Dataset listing
::::

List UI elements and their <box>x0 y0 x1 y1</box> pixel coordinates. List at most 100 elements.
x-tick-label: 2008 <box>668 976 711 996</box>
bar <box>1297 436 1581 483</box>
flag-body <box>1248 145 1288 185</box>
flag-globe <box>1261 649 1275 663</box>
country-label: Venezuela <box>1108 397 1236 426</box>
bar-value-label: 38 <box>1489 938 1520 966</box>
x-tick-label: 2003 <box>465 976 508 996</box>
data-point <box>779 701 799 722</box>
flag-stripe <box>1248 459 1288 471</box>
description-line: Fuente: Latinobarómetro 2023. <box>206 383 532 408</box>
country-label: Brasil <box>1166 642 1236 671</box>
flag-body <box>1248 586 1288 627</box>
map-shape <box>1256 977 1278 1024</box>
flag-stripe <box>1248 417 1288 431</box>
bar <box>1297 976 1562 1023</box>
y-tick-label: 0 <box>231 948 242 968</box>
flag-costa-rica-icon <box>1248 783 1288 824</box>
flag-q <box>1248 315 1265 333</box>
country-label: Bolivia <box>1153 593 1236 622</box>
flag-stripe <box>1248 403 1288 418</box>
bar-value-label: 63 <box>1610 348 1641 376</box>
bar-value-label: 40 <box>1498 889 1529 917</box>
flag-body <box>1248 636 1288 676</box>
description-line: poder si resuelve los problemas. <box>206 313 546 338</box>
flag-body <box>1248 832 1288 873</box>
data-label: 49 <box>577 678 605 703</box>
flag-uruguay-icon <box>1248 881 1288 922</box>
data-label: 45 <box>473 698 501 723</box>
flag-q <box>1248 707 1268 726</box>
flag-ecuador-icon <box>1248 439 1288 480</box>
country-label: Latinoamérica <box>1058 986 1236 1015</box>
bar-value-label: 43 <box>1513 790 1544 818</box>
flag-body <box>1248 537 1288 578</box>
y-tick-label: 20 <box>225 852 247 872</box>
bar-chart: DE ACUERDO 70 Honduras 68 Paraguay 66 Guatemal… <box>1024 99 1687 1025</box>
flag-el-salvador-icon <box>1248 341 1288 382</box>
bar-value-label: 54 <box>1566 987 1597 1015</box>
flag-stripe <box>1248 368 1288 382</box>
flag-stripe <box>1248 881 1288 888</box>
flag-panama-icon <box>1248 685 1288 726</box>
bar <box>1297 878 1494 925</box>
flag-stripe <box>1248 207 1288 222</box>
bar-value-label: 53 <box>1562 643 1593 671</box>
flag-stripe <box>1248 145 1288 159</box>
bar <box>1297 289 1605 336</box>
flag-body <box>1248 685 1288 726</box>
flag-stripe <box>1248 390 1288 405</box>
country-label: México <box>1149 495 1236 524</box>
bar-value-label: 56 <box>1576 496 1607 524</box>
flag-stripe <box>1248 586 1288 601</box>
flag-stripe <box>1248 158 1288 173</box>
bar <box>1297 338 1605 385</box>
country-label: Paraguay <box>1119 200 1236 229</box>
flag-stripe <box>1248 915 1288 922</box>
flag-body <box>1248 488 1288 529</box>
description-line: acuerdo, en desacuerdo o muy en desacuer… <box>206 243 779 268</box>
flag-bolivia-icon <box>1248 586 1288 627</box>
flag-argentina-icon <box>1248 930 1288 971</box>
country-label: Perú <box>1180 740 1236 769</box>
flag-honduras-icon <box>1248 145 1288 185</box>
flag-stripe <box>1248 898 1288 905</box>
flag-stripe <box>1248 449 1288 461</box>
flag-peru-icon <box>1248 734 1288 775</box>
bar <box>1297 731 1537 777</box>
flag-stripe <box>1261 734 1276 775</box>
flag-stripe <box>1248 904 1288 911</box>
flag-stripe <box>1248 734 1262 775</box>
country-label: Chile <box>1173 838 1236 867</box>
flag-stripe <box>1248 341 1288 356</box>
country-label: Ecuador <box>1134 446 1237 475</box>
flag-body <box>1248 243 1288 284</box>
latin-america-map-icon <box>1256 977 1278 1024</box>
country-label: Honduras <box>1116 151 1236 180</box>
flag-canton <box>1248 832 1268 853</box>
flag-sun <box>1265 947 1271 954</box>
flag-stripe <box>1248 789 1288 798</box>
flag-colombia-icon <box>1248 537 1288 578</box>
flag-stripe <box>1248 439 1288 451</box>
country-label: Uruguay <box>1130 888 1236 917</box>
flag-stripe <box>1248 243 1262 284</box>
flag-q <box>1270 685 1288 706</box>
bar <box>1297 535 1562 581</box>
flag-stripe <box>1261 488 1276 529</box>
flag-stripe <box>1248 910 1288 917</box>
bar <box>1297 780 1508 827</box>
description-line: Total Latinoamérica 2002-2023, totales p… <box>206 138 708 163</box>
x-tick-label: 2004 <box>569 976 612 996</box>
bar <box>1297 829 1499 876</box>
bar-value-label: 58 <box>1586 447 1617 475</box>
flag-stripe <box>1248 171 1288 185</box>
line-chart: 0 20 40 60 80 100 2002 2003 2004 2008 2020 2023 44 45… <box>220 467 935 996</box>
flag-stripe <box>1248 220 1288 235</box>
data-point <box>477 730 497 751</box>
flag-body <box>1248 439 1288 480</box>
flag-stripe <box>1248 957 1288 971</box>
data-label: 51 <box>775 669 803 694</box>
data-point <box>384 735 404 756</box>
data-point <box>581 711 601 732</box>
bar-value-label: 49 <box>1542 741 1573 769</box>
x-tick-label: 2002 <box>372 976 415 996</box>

::::

Reproduce the full listing above line for line, without altering anything.

OUTPUT:
List UI elements and their <box>x0 y0 x1 y1</box> pixel coordinates. List at most 100 elements.
x-tick-label: 2008 <box>668 976 711 996</box>
bar <box>1297 436 1581 483</box>
flag-body <box>1248 145 1288 185</box>
flag-globe <box>1261 649 1275 663</box>
country-label: Venezuela <box>1108 397 1236 426</box>
bar-value-label: 38 <box>1489 938 1520 966</box>
x-tick-label: 2003 <box>465 976 508 996</box>
data-point <box>779 701 799 722</box>
flag-stripe <box>1248 459 1288 471</box>
description-line: Fuente: Latinobarómetro 2023. <box>206 383 532 408</box>
country-label: Brasil <box>1166 642 1236 671</box>
flag-body <box>1248 586 1288 627</box>
map-shape <box>1256 977 1278 1024</box>
flag-stripe <box>1248 417 1288 431</box>
bar <box>1297 976 1562 1023</box>
y-tick-label: 0 <box>231 948 242 968</box>
flag-costa-rica-icon <box>1248 783 1288 824</box>
flag-q <box>1248 315 1265 333</box>
country-label: Bolivia <box>1153 593 1236 622</box>
flag-stripe <box>1248 403 1288 418</box>
bar-value-label: 63 <box>1610 348 1641 376</box>
bar-value-label: 40 <box>1498 889 1529 917</box>
flag-body <box>1248 636 1288 676</box>
description-line: poder si resuelve los problemas. <box>206 313 546 338</box>
flag-body <box>1248 832 1288 873</box>
data-label: 49 <box>577 678 605 703</box>
flag-uruguay-icon <box>1248 881 1288 922</box>
data-label: 45 <box>473 698 501 723</box>
flag-q <box>1248 707 1268 726</box>
flag-ecuador-icon <box>1248 439 1288 480</box>
country-label: Latinoamérica <box>1058 986 1236 1015</box>
bar-value-label: 43 <box>1513 790 1544 818</box>
flag-body <box>1248 537 1288 578</box>
y-tick-label: 20 <box>225 852 247 872</box>
bar-chart: DE ACUERDO 70 Honduras 68 Paraguay 66 Guatemal… <box>1024 99 1687 1025</box>
flag-el-salvador-icon <box>1248 341 1288 382</box>
bar-value-label: 54 <box>1566 987 1597 1015</box>
flag-stripe <box>1248 368 1288 382</box>
flag-stripe <box>1248 881 1288 888</box>
flag-panama-icon <box>1248 685 1288 726</box>
bar <box>1297 878 1494 925</box>
flag-stripe <box>1248 207 1288 222</box>
bar-value-label: 53 <box>1562 643 1593 671</box>
flag-stripe <box>1248 145 1288 159</box>
bar <box>1297 289 1605 336</box>
flag-body <box>1248 685 1288 726</box>
flag-stripe <box>1248 390 1288 405</box>
country-label: México <box>1149 495 1236 524</box>
bar-value-label: 56 <box>1576 496 1607 524</box>
flag-stripe <box>1248 586 1288 601</box>
flag-stripe <box>1248 158 1288 173</box>
bar <box>1297 338 1605 385</box>
country-label: Paraguay <box>1119 200 1236 229</box>
flag-stripe <box>1248 915 1288 922</box>
flag-body <box>1248 488 1288 529</box>
description-line: acuerdo, en desacuerdo o muy en desacuer… <box>206 243 779 268</box>
flag-bolivia-icon <box>1248 586 1288 627</box>
flag-argentina-icon <box>1248 930 1288 971</box>
country-label: Perú <box>1180 740 1236 769</box>
flag-honduras-icon <box>1248 145 1288 185</box>
flag-stripe <box>1248 898 1288 905</box>
flag-stripe <box>1248 449 1288 461</box>
flag-peru-icon <box>1248 734 1288 775</box>
bar <box>1297 731 1537 777</box>
flag-stripe <box>1261 734 1276 775</box>
flag-stripe <box>1248 904 1288 911</box>
flag-stripe <box>1248 734 1262 775</box>
country-label: Chile <box>1173 838 1236 867</box>
flag-stripe <box>1248 341 1288 356</box>
country-label: Ecuador <box>1134 446 1237 475</box>
flag-body <box>1248 243 1288 284</box>
latin-america-map-icon <box>1256 977 1278 1024</box>
country-label: Honduras <box>1116 151 1236 180</box>
flag-canton <box>1248 832 1268 853</box>
flag-sun <box>1265 947 1271 954</box>
flag-stripe <box>1248 789 1288 798</box>
flag-colombia-icon <box>1248 537 1288 578</box>
flag-stripe <box>1248 439 1288 451</box>
country-label: Uruguay <box>1130 888 1236 917</box>
flag-stripe <box>1248 243 1262 284</box>
flag-q <box>1270 685 1288 706</box>
bar <box>1297 535 1562 581</box>
flag-stripe <box>1261 488 1276 529</box>
flag-stripe <box>1248 910 1288 917</box>
bar <box>1297 780 1508 827</box>
description-line: Total Latinoamérica 2002-2023, totales p… <box>206 138 708 163</box>
x-tick-label: 2004 <box>569 976 612 996</box>
bar <box>1297 829 1499 876</box>
bar-value-label: 58 <box>1586 447 1617 475</box>
flag-stripe <box>1248 171 1288 185</box>
line-chart: 0 20 40 60 80 100 2002 2003 2004 2008 2020 2023 44 45… <box>220 467 935 996</box>
flag-stripe <box>1248 220 1288 235</box>
data-point <box>477 730 497 751</box>
flag-body <box>1248 439 1288 480</box>
flag-stripe <box>1248 957 1288 971</box>
data-label: 51 <box>775 669 803 694</box>
data-point <box>384 735 404 756</box>
data-point <box>581 711 601 732</box>
bar-value-label: 49 <box>1542 741 1573 769</box>
x-tick-label: 2002 <box>372 976 415 996</box>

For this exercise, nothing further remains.